Provided entries:
· · · · · · ·
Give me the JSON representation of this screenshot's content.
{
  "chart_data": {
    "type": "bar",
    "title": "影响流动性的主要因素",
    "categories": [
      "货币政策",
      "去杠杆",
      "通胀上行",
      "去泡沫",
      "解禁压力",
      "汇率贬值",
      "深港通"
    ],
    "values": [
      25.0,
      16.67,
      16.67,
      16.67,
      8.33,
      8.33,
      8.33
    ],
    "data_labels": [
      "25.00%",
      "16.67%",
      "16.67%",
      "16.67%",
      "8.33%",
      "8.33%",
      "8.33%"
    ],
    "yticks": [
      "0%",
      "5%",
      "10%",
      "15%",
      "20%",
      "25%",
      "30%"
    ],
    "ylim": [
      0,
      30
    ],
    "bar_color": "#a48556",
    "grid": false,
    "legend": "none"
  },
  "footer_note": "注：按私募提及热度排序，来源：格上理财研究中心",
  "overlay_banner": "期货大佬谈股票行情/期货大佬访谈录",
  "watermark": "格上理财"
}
· · · · · · ·
Given instruction: Please restate the records in full, word for word.

Answer to the task:
Give me the JSON representation of this screenshot's content.
{
  "chart_data": {
    "type": "bar",
    "title": "影响流动性的主要因素",
    "categories": [
      "货币政策",
      "去杠杆",
      "通胀上行",
      "去泡沫",
      "解禁压力",
      "汇率贬值",
      "深港通"
    ],
    "values": [
      25.0,
      16.67,
      16.67,
      16.67,
      8.33,
      8.33,
      8.33
    ],
    "data_labels": [
      "25.00%",
      "16.67%",
      "16.67%",
      "16.67%",
      "8.33%",
      "8.33%",
      "8.33%"
    ],
    "yticks": [
      "0%",
      "5%",
      "10%",
      "15%",
      "20%",
      "25%",
      "30%"
    ],
    "ylim": [
      0,
      30
    ],
    "bar_color": "#a48556",
    "grid": false,
    "legend": "none"
  },
  "footer_note": "注：按私募提及热度排序，来源：格上理财研究中心",
  "overlay_banner": "期货大佬谈股票行情/期货大佬访谈录",
  "watermark": "格上理财"
}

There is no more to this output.